Go through the listing and copy each line with the string "bottom".

____ Task input

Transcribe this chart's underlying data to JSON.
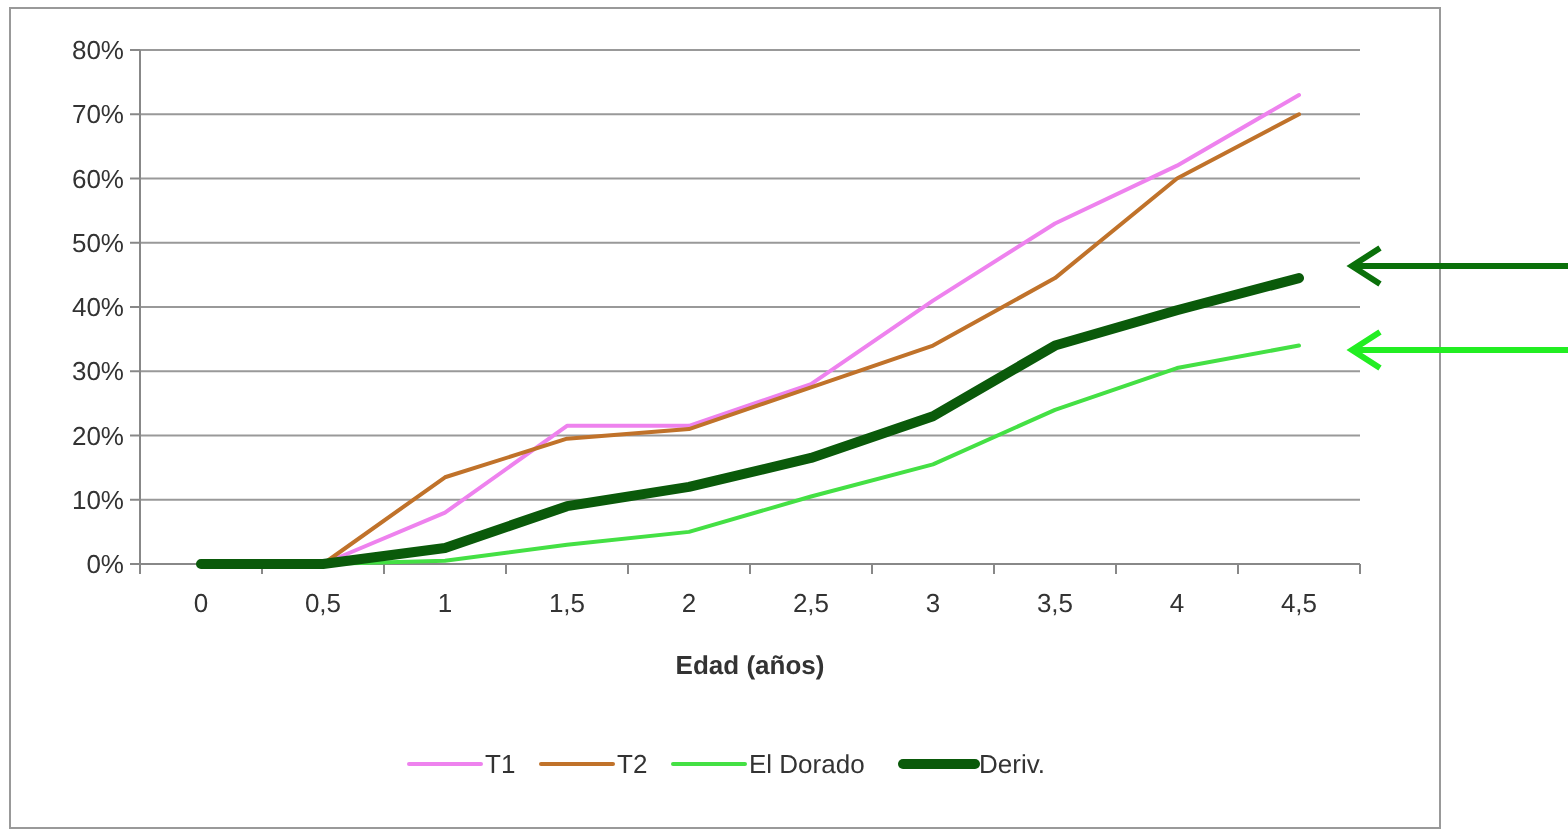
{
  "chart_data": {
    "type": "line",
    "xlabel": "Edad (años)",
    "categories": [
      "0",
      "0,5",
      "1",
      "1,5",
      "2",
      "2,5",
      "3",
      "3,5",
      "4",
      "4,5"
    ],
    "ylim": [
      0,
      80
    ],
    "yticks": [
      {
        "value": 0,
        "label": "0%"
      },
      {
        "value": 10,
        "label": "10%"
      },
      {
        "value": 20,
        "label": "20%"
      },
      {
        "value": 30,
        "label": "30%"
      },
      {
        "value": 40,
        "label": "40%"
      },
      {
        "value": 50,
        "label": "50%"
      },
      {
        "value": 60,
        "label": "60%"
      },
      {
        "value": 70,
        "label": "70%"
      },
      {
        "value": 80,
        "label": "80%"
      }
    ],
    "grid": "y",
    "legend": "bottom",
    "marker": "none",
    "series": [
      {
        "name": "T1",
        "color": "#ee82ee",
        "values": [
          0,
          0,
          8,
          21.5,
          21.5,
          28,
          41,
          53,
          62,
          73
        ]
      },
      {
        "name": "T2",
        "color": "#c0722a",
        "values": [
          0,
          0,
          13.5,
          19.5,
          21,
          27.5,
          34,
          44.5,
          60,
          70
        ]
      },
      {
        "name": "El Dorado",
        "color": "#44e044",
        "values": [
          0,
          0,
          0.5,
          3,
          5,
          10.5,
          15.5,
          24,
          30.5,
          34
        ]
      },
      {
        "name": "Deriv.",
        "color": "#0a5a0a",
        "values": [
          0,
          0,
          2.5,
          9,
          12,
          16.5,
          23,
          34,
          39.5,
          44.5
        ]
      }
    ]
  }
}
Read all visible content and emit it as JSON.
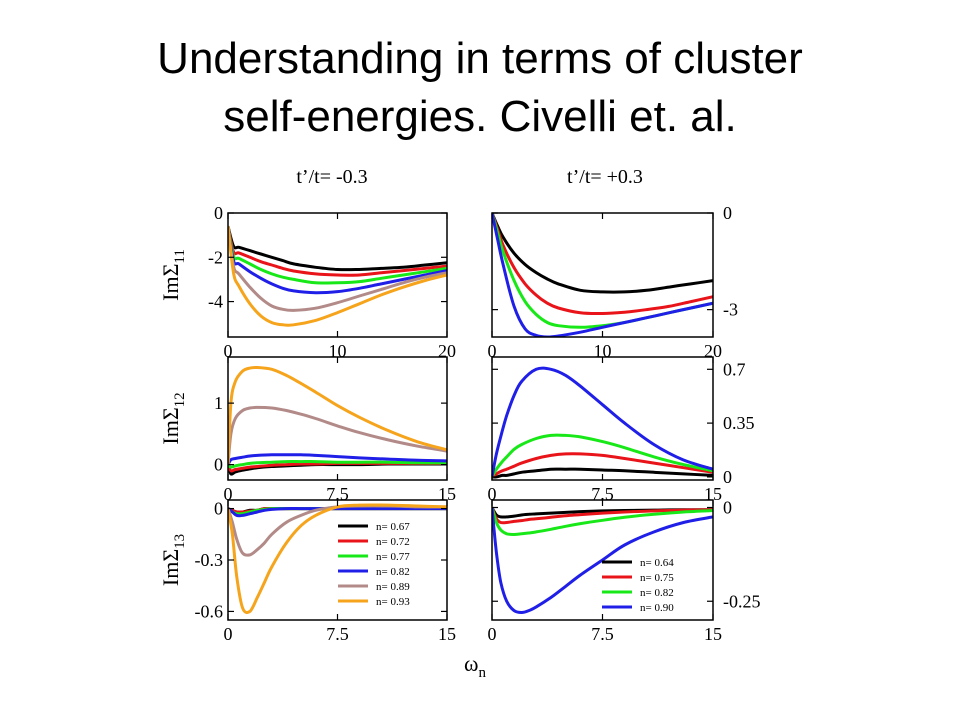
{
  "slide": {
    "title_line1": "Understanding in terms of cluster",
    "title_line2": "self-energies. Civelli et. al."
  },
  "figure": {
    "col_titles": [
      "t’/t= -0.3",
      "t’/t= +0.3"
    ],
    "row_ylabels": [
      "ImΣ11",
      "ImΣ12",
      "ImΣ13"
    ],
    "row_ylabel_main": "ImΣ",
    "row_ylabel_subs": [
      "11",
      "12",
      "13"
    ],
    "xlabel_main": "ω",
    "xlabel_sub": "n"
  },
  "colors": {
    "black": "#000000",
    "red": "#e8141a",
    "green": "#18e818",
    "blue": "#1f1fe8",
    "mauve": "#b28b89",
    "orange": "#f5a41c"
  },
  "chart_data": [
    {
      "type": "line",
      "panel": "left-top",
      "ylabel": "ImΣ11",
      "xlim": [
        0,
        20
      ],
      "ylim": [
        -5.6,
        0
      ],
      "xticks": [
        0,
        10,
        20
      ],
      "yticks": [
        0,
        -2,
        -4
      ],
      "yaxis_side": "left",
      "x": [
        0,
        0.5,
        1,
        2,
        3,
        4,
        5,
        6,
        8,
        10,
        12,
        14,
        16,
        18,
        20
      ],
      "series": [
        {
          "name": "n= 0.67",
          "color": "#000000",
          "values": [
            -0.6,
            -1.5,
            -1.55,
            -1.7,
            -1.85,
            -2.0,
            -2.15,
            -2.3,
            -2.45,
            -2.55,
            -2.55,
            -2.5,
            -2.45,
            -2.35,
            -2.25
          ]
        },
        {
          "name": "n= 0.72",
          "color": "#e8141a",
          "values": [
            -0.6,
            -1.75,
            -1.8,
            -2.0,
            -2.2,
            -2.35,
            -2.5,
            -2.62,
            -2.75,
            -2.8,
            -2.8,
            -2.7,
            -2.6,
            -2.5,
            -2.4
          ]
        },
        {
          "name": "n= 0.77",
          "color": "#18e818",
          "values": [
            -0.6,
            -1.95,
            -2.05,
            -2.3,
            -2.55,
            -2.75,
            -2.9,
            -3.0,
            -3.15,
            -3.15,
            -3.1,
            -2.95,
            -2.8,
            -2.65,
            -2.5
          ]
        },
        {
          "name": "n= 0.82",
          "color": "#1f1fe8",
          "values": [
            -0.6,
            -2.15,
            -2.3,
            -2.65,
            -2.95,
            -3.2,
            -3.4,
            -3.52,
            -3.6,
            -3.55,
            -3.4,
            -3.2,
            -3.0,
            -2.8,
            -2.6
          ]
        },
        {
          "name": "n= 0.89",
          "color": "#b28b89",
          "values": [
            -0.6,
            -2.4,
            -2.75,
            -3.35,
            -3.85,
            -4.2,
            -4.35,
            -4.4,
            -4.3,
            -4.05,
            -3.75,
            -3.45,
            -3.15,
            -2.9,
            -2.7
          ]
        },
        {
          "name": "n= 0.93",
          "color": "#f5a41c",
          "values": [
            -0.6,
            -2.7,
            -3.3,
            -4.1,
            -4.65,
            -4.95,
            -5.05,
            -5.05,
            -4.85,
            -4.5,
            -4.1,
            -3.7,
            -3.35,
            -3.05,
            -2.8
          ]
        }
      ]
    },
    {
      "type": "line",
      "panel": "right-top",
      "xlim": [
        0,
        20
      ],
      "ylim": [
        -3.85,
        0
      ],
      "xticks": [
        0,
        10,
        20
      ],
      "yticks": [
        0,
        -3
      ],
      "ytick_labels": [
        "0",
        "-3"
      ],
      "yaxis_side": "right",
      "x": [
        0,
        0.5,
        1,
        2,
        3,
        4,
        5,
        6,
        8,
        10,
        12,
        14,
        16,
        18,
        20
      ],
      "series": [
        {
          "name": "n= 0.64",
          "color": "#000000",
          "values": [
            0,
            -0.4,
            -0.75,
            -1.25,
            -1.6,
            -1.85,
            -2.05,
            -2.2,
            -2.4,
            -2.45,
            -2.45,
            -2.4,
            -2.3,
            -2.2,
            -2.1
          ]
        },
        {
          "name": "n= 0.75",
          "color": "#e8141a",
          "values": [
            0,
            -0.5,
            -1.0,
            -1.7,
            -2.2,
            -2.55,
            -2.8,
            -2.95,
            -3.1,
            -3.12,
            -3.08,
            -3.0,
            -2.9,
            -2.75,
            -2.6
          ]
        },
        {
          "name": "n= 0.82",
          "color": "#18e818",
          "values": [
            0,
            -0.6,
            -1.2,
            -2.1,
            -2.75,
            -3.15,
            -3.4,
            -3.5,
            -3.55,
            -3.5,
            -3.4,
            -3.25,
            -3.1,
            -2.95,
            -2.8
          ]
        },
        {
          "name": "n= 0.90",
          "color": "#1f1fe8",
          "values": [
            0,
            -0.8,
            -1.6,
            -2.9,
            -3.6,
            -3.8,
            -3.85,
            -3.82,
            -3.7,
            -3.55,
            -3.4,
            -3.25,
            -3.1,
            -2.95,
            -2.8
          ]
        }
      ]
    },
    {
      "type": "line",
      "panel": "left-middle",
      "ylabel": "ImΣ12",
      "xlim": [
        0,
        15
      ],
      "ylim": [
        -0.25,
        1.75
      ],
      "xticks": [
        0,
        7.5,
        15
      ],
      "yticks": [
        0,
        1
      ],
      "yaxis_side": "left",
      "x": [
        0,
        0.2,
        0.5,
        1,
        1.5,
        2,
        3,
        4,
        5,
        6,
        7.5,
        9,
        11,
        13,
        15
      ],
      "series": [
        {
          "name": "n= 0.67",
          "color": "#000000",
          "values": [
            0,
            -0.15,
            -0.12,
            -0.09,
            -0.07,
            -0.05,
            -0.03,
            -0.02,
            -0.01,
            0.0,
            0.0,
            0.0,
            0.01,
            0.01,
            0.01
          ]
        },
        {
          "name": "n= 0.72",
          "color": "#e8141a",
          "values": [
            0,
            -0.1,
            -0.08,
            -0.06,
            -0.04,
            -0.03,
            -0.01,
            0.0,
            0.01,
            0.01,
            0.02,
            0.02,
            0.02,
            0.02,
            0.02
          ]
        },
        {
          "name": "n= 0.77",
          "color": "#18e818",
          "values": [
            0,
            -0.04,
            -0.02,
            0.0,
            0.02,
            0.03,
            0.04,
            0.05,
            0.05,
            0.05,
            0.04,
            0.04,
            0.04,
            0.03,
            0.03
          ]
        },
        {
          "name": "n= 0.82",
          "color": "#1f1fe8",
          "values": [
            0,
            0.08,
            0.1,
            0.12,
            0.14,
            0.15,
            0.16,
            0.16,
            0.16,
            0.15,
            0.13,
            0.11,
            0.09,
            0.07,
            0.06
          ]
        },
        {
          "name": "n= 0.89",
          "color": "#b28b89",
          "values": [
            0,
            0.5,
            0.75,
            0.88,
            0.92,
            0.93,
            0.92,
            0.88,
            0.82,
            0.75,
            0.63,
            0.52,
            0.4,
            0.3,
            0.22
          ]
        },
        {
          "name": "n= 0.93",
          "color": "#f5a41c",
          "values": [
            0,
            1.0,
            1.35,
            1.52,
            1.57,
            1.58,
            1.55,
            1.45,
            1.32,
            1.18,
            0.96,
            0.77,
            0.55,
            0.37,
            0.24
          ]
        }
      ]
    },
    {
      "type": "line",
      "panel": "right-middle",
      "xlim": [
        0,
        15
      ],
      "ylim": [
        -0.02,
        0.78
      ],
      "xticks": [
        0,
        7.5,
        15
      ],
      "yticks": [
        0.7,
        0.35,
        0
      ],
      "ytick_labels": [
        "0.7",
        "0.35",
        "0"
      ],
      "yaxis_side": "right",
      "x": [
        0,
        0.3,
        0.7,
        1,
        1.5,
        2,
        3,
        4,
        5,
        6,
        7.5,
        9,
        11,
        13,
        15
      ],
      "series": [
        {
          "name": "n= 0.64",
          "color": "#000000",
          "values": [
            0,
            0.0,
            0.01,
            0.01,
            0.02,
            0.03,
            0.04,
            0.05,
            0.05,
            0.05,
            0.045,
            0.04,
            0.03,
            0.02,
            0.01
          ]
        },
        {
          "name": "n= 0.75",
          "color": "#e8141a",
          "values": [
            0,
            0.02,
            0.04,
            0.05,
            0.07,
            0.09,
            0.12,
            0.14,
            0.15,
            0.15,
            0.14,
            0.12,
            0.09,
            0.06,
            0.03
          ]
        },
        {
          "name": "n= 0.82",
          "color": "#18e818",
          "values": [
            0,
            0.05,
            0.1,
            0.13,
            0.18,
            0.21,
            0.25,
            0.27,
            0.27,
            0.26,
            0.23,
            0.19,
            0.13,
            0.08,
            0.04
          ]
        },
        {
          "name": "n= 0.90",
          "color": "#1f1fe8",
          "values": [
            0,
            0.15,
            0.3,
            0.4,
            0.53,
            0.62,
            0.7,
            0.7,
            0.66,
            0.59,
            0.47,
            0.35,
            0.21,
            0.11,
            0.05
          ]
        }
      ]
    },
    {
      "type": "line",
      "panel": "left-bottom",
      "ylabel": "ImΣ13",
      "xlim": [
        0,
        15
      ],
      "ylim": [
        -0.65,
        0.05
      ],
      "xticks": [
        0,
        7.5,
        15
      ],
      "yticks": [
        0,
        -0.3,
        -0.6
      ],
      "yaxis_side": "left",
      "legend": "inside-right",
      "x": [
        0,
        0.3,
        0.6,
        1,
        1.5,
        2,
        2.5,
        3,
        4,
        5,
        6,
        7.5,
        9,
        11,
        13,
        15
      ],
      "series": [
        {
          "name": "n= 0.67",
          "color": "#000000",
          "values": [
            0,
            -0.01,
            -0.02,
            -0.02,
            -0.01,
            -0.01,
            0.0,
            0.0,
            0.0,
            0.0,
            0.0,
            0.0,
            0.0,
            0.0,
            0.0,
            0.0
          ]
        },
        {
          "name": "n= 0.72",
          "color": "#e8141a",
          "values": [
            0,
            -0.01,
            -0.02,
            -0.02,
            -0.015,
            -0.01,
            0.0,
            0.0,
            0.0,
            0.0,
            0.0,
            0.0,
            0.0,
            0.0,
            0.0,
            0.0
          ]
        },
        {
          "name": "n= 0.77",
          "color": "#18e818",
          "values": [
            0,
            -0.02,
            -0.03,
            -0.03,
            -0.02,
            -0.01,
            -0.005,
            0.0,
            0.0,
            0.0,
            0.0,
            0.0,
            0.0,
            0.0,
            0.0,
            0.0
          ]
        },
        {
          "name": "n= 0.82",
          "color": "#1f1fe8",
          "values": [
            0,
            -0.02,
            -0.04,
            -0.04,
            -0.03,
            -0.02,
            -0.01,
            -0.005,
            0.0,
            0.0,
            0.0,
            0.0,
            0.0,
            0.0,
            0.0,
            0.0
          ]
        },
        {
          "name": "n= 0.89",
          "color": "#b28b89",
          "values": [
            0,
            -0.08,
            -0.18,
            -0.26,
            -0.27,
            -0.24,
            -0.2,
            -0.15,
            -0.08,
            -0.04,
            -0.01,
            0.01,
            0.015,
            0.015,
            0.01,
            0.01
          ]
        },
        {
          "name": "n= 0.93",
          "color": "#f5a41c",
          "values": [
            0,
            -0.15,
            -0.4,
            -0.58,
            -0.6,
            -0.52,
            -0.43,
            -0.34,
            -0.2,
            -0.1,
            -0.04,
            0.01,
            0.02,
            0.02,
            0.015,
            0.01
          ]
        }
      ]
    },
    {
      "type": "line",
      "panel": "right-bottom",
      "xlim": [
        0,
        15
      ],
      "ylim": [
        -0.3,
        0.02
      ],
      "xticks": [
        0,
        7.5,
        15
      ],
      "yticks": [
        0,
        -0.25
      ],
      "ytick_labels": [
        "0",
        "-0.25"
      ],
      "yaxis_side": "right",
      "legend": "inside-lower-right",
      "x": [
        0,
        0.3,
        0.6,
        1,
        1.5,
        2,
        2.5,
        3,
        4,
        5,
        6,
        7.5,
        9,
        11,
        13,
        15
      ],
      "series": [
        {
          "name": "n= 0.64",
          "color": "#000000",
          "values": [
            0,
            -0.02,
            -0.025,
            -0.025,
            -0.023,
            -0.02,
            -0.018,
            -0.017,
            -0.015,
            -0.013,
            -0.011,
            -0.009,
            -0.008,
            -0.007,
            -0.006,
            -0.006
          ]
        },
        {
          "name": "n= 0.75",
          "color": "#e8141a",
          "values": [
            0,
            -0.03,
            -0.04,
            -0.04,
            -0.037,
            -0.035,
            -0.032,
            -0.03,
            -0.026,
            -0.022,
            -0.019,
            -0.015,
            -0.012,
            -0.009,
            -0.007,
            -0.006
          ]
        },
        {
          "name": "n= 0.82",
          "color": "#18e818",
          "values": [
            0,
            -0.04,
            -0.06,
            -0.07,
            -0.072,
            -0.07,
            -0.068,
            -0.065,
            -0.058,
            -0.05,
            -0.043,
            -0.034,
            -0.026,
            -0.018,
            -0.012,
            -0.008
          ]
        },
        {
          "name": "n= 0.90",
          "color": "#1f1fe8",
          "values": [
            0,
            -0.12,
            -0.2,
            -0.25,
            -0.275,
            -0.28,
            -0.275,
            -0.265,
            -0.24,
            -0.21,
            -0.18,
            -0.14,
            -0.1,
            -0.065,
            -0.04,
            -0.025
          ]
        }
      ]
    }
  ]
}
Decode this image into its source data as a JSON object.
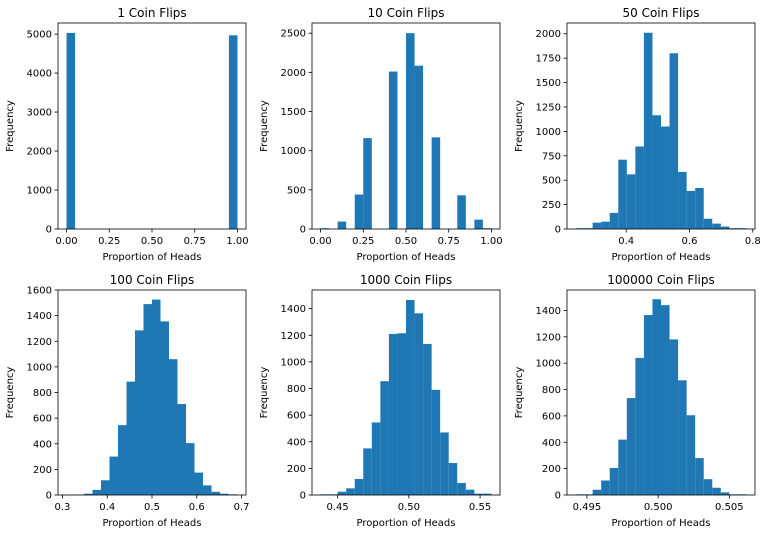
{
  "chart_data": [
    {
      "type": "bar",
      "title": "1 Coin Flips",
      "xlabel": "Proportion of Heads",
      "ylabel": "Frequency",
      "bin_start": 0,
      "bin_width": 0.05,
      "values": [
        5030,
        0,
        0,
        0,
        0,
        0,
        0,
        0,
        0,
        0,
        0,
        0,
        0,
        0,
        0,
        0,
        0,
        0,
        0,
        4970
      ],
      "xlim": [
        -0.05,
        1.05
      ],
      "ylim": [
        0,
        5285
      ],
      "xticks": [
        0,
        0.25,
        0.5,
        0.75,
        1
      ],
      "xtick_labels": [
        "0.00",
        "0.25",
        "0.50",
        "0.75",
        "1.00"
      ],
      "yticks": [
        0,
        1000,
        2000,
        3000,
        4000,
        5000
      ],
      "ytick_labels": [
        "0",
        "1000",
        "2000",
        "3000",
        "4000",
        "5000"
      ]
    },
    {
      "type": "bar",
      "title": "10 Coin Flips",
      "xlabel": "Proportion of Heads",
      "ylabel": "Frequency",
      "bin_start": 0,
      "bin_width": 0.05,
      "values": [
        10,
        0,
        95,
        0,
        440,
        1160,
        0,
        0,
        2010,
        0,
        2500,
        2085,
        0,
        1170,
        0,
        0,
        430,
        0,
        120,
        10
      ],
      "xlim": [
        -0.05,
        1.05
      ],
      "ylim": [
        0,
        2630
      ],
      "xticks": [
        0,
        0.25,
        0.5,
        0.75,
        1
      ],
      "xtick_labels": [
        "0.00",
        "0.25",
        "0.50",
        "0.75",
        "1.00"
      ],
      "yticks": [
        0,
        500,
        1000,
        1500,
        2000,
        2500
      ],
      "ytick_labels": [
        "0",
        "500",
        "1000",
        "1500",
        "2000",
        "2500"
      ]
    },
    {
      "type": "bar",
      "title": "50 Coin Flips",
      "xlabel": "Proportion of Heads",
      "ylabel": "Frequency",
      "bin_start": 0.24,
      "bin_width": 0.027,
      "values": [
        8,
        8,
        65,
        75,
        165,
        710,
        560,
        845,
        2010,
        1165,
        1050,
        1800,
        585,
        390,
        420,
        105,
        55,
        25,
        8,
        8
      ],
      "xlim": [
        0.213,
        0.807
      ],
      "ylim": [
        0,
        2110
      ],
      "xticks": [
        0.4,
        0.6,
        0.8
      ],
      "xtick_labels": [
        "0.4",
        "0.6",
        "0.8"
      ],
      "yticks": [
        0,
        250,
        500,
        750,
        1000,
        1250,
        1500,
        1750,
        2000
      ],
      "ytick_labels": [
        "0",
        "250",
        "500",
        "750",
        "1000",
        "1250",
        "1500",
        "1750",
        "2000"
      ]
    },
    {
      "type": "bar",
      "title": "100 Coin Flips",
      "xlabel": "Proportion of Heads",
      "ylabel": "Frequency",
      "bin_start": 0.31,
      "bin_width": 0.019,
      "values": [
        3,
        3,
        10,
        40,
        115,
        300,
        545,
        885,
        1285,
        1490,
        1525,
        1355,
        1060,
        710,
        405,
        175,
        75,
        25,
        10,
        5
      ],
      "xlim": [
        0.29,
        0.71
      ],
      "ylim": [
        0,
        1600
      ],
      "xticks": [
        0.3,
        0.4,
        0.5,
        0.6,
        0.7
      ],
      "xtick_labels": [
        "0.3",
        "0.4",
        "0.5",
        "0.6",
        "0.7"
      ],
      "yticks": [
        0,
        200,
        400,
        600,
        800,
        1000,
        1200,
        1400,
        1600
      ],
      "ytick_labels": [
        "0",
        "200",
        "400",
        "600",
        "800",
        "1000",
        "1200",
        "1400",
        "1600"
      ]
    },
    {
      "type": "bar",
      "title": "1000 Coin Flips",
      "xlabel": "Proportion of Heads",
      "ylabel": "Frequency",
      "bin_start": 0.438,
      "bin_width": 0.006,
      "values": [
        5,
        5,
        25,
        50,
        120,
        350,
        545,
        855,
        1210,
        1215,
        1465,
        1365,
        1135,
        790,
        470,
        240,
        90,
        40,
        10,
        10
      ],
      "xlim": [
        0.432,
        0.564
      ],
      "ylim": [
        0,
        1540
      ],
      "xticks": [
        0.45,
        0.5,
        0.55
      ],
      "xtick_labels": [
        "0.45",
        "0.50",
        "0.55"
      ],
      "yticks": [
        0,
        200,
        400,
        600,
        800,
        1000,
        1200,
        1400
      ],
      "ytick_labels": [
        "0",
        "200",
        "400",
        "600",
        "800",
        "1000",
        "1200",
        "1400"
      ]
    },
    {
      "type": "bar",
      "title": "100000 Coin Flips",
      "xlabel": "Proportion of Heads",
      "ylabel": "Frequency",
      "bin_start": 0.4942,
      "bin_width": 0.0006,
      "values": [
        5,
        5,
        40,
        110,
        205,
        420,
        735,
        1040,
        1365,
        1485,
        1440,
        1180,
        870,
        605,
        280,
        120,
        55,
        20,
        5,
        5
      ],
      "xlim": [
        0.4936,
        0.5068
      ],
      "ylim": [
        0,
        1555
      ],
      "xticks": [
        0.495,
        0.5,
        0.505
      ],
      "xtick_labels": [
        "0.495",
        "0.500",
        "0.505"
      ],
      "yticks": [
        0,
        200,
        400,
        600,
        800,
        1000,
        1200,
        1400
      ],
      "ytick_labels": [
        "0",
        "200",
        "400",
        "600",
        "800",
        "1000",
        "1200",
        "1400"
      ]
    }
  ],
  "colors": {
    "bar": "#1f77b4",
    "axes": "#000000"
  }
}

________

◆ The response:
    "legend": "bottom",
      "panel": "left-bottom",
      "panel": "right-bottom",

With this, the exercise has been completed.